# START OF Extract to read

Sunday 28 April 2019

Brogborough Lake & Gusty, High Wind

Tamron have just updated their 150-600mm lens that I still own - so on this day I decided I would check it out by shooting with it on my EOS R now that I have it back with me and, I am very impressed!
A bit of back history — I have had this long focal length zoom for some time, and kept it, even after buying the later equivalent from Sigma, because of the weight difference; it is far lighter than the Sigma, and when later still, Sigma brought out the even longer range 60-600mm lens, I still hung onto it when deciding how to finance the Sigma purchase. After doing some testing with a sample kindly lent me by Sigma, it so impressed me, I sold their earlier version for the two reasons that it was largely duplicating the former Sigma and, two heavy similar lenses made no sense. The far lighter Tamron was no slouch in the quality stakes, and the clincher was selling the Sigma gave me the funds to buy its big brother! If the Tamron could benefit from the use of the EOS R and function fully when coupled with a 1.4x Converter, I would have a very handy, far lighter lens when having to carry it any distance.

# END OF Extract to read

Exercise details
Continue the blog entry about testing the Tamron 150-600mm lens on the EOS R, starting after its last sentence.

# START OF Extracted information

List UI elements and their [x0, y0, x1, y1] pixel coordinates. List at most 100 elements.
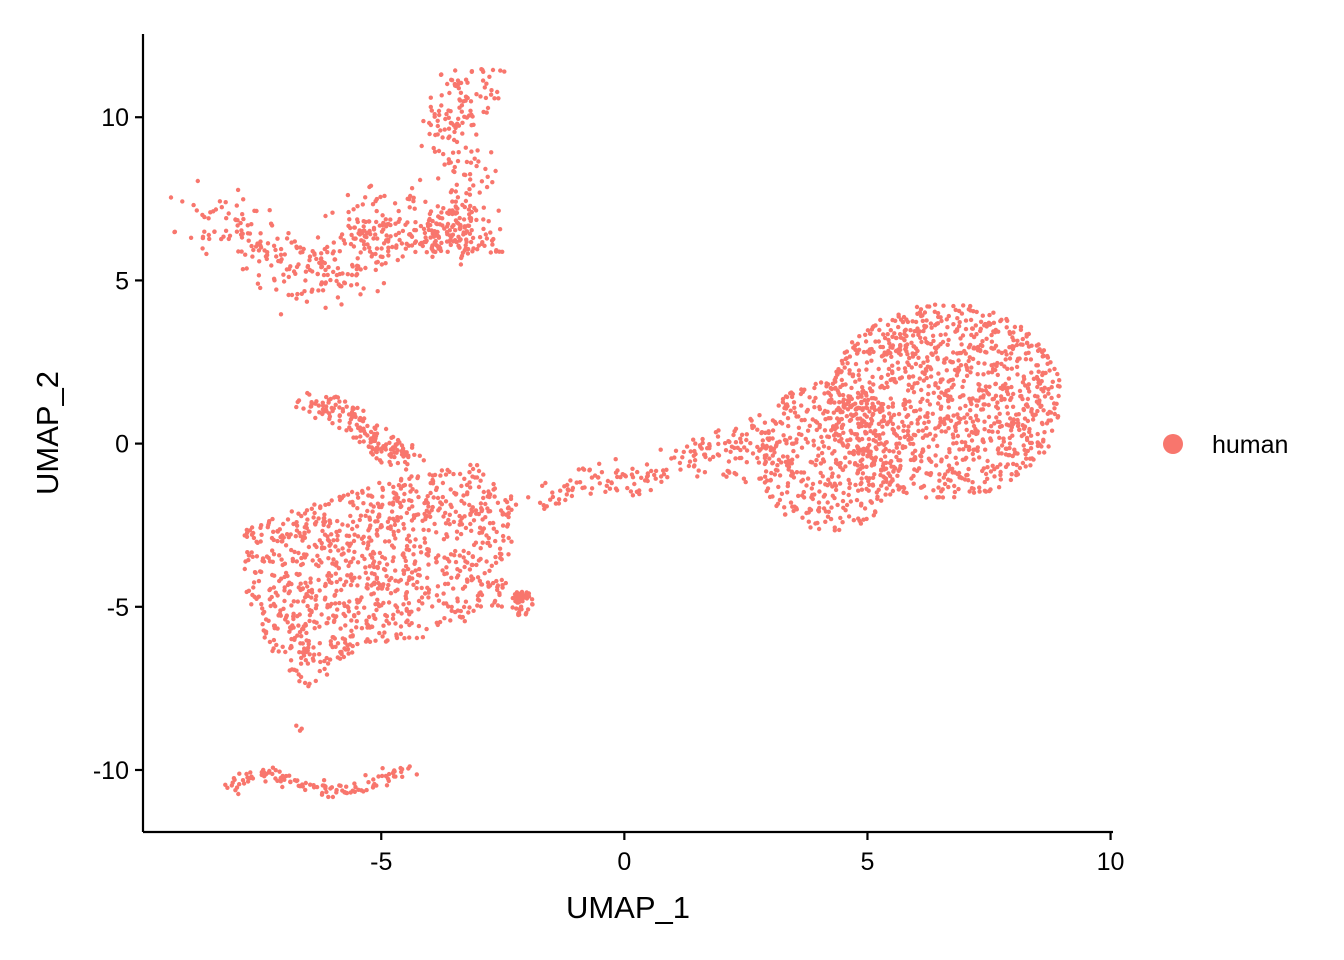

# END OF Extracted information
# START OF Extracted information

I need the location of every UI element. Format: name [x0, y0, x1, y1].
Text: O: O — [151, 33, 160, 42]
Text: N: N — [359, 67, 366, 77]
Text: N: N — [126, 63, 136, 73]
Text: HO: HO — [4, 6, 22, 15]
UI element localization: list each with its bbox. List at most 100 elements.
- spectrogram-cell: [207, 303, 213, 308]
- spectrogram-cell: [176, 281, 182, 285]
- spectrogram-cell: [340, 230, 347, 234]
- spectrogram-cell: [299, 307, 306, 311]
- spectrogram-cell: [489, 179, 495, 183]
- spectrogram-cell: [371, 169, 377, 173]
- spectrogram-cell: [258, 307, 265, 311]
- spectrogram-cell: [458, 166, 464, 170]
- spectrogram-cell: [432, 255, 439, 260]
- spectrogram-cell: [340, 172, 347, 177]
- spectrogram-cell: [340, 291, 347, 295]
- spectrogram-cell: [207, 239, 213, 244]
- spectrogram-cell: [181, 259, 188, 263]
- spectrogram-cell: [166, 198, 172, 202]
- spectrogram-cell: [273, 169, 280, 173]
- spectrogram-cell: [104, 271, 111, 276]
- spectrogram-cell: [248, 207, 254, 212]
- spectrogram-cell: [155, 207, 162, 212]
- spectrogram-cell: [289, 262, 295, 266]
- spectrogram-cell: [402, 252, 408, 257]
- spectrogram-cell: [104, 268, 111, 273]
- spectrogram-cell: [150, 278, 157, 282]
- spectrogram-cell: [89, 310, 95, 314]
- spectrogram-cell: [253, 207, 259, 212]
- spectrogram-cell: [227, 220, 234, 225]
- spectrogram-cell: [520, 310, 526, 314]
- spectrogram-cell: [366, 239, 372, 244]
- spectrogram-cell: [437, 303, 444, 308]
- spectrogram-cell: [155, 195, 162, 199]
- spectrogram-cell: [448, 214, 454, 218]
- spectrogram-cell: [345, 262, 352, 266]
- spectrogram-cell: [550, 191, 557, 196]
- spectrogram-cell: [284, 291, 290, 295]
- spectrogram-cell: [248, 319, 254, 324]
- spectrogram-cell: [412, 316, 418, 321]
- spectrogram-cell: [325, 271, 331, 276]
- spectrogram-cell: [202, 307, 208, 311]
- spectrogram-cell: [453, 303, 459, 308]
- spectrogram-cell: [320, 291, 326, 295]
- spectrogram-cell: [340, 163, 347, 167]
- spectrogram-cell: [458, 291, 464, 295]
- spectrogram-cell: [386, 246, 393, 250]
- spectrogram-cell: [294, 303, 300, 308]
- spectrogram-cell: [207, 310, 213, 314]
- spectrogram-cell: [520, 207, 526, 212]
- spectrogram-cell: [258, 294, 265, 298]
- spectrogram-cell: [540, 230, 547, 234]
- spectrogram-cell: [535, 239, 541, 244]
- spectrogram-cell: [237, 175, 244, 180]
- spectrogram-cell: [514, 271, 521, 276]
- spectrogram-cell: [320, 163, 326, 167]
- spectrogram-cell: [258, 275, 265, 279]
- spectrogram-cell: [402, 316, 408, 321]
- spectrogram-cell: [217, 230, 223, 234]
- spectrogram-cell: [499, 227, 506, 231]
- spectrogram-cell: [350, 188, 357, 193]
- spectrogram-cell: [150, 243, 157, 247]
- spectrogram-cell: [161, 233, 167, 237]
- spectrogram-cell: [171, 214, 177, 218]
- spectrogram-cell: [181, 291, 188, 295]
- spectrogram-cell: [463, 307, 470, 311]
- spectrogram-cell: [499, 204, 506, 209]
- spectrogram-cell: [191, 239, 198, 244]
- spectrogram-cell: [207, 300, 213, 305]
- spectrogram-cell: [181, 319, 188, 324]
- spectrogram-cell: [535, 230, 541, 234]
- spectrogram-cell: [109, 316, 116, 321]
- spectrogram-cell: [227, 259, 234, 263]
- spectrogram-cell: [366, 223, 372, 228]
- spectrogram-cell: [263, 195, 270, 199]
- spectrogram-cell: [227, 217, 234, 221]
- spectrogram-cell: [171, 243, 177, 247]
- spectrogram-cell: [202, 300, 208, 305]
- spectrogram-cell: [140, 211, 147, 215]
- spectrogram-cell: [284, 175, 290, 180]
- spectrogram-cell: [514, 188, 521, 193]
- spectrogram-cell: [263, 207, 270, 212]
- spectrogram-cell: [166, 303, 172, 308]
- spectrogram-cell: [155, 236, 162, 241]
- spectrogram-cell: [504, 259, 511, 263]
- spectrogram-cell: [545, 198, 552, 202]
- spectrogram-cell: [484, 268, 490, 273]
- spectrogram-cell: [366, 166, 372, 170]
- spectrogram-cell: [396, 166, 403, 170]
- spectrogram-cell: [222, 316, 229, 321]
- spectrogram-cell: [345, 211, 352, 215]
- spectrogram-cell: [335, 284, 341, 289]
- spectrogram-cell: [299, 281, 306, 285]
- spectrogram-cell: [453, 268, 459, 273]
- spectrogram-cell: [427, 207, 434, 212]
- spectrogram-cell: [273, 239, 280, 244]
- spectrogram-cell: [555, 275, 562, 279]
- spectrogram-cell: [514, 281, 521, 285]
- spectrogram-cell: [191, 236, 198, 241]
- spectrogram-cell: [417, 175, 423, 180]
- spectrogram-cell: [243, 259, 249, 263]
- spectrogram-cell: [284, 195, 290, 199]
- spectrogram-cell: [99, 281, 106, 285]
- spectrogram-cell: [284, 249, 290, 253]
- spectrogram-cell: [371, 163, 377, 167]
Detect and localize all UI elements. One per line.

# END OF Extracted information

Right answer
Having had a dry run at home, the combo seemed just fine, but I needed a proper trial and Brogborough provided just what I needed, and I have not been disappointed, so I shall be passing on my further thanks to Tamron on Monday.
I arrived at the lake with a few sailors already on the lake and after a brief check on who was out there, I assembled the EOS R, the simple conversion ring for my earlier Canon lenses, but added the 1.4 Converter and the Tamron 150-600mm lens, and mounted the combo onto my weighty Benbo, and headed for the jetty, but after only a handful of shots, I decided that in the wind and on there, it was way too risky! Terra firma beckoned! I have already had one accident too many with my camera this year, and should disaster befall me whilst on grass, then the kit will survive.
I was hoping that on this visit despite the wind direction being less than ideal for jumps, some of the fearless amongst the sailors would at least give me a chance encounter. I was not to be disappointed except I missed one completely due to my focus point jumping to the side of the screen thereby meaning I missed the whole action, and what I viewed looked like the best and clear jump of the day. I am glad there were no ladies present, because. I admit I swore loudly! I have since washed my mouth out.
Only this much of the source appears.